What the task asks
In the entries below, find the lines with the word "image" and copy them.

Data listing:
--- Begin ---
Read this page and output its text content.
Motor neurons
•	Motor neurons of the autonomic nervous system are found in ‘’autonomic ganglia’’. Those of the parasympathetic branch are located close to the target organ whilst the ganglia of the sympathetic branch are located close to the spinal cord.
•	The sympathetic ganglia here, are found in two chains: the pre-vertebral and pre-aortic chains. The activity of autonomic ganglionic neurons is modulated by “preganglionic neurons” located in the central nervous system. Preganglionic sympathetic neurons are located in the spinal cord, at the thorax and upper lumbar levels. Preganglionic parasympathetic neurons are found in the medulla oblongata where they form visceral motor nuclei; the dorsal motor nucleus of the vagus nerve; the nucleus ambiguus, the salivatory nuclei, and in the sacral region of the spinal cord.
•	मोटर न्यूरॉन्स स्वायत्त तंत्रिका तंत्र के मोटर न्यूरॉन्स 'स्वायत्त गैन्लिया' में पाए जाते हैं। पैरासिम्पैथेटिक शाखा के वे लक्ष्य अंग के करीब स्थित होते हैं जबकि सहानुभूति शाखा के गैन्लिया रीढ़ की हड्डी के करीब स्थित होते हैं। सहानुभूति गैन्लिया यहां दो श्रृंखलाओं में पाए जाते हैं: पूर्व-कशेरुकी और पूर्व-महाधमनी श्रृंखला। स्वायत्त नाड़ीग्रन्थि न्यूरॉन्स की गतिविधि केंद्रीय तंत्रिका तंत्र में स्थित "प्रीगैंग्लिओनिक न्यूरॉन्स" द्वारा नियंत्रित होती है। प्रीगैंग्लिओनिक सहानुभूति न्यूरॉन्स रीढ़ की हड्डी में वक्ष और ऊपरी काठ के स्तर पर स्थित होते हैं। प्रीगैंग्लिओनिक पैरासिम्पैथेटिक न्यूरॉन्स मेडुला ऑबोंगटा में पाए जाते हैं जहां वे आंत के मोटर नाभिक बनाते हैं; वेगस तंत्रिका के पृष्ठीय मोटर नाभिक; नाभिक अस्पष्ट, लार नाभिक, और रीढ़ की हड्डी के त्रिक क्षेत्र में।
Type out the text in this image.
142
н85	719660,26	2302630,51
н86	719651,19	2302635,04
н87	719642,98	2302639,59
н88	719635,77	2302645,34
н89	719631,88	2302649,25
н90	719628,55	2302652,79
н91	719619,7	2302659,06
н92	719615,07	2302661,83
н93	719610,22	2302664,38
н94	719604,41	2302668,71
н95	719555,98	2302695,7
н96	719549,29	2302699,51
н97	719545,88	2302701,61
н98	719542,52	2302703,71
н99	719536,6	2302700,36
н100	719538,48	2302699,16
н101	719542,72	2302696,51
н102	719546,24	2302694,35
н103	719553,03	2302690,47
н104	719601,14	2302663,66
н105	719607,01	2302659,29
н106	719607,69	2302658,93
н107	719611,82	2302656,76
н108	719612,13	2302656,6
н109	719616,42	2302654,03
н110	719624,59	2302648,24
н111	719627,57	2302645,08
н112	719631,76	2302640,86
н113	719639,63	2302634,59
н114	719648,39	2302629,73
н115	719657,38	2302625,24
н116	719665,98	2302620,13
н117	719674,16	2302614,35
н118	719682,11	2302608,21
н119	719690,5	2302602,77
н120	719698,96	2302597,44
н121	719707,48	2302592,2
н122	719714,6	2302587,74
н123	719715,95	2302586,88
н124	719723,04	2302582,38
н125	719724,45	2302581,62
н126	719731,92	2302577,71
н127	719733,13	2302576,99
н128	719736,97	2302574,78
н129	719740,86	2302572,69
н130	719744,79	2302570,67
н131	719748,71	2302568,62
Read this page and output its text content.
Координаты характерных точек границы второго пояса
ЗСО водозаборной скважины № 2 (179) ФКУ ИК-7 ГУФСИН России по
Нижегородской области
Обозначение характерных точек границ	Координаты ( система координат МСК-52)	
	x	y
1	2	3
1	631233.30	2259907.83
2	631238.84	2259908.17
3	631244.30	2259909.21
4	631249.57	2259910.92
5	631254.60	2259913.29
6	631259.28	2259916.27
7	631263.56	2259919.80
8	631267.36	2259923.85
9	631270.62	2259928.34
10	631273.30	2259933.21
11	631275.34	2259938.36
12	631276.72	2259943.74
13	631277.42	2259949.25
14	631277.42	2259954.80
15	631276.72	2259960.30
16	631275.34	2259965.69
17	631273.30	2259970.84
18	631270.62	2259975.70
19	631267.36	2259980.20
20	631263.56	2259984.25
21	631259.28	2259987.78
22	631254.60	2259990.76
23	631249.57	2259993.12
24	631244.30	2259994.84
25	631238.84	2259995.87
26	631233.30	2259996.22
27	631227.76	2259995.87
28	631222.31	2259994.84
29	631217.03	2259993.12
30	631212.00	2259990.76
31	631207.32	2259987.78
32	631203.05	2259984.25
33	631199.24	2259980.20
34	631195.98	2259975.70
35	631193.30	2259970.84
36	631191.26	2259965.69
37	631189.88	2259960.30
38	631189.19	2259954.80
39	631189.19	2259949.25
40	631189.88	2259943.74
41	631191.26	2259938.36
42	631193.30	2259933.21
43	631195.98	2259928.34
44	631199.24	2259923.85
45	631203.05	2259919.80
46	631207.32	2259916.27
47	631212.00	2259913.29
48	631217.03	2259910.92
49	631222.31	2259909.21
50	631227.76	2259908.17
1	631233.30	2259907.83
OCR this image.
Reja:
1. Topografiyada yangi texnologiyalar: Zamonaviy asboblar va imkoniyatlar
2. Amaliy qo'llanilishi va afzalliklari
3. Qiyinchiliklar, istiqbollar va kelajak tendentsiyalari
--- End ---
Full answer
Type out the text in this image.
OCR this image.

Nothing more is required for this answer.